__Your goal__
Every line below should be copied exactly; drop the pictures.

__Stored records__
________________________
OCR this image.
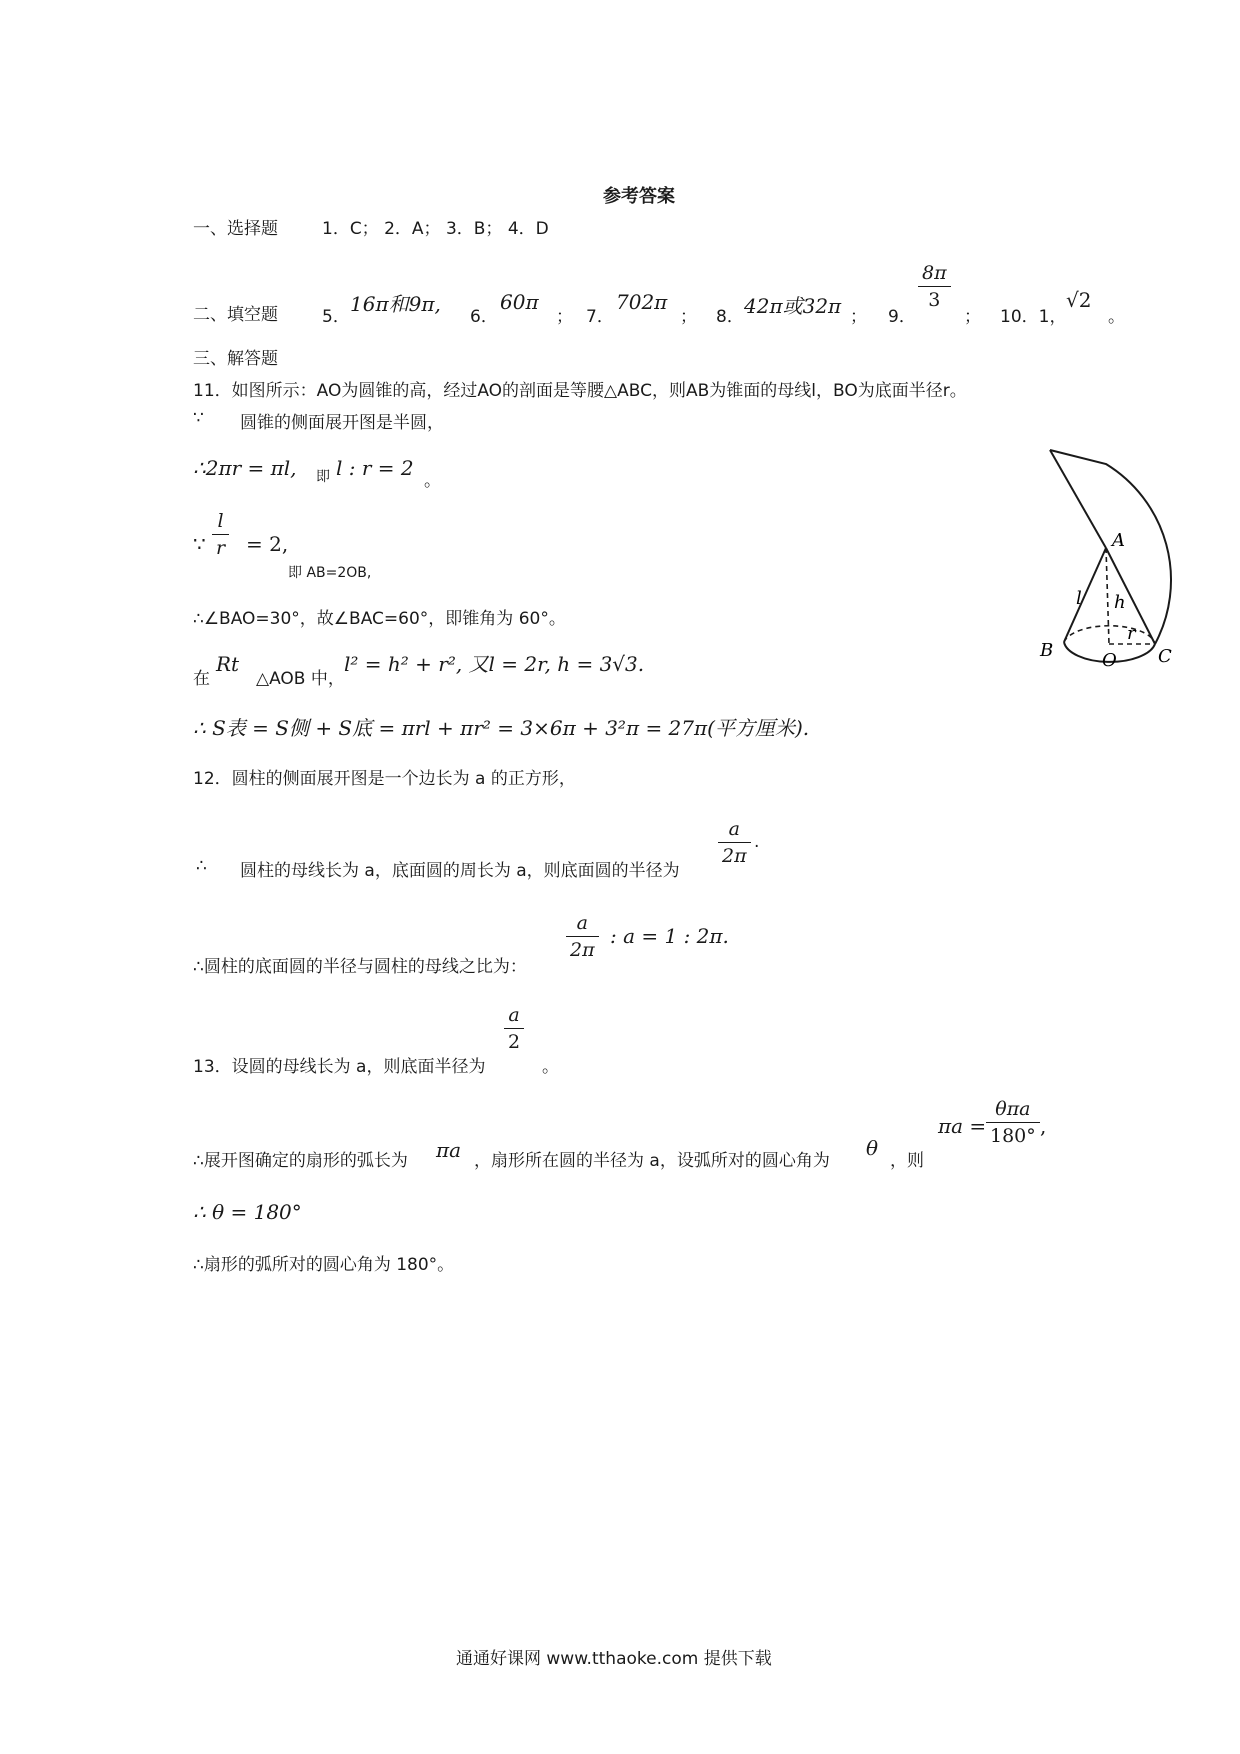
参考答案
一、选择题	1．C； 2．A； 3．B； 4．D
二、填空题	5．
16π和9π,
6．
60π
； 7．
702π
； 8． 42π或32π ； 9．
8π
3
； 10．1，
√2
。
三、解答题
11．如图所示：AO为圆锥的高，经过AO的剖面是等腰△ABC，则AB为锥面的母线l，BO为底面半径r。
∵ 圆锥的侧面展开图是半圆，
∴2πr = πl, 即 l : r = 2
。
∵
l
r = 2,
即 AB=2OB,
∴∠BAO=30°，故∠BAC=60°，即锥角为 60°。
在
Rt
△AOB 中，
l² = h² + r², 又l = 2r, h = 3√3.
∴ S表 = S侧 + S底 = πrl + πr² = 3×6π + 3²π = 27π(平方厘米).
12．圆柱的侧面展开图是一个边长为 a 的正方形，
∴ 圆柱的母线长为 a，底面圆的周长为 a，则底面圆的半径为
a
2π
.
∴圆柱的底面圆的半径与圆柱的母线之比为：
a
2π
: a = 1 : 2π.
13．设圆的母线长为 a，则底面半径为
a
2
。
∴展开图确定的扇形的弧长为 πa ，扇形所在圆的半径为 a，设弧所对的圆心角为
θ
，则
πa =
θπa
180° ,
∴ θ = 180°
∴扇形的弧所对的圆心角为 180°。
A
B	C
O
l h
r
通通好课网 www.tthaoke.com 提供下载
________________________
__Task solution__
OCR this image.
参考答案
一、选择题	1．C； 2．A； 3．B； 4．D
二、填空题	5．
16π和9π,
6．
60π
； 7．
702π
； 8． 42π或32π ； 9．
8π
3
； 10．1，
√2
。
三、解答题
11．如图所示：AO为圆锥的高，经过AO的剖面是等腰△ABC，则AB为锥面的母线l，BO为底面半径r。
∵ 圆锥的侧面展开图是半圆，
∴2πr = πl, 即 l : r = 2
。
∵
l
r = 2,
即 AB=2OB,
∴∠BAO=30°，故∠BAC=60°，即锥角为 60°。
在
Rt
△AOB 中，
l² = h² + r², 又l = 2r, h = 3√3.
∴ S表 = S侧 + S底 = πrl + πr² = 3×6π + 3²π = 27π(平方厘米).
12．圆柱的侧面展开图是一个边长为 a 的正方形，
∴ 圆柱的母线长为 a，底面圆的周长为 a，则底面圆的半径为
a
2π
.
∴圆柱的底面圆的半径与圆柱的母线之比为：
a
2π
: a = 1 : 2π.
13．设圆的母线长为 a，则底面半径为
a
2
。
∴展开图确定的扇形的弧长为 πa ，扇形所在圆的半径为 a，设弧所对的圆心角为
θ
，则
πa =
θπa
180° ,
∴ θ = 180°
∴扇形的弧所对的圆心角为 180°。
A
B	C
O
l h
r
通通好课网 www.tthaoke.com 提供下载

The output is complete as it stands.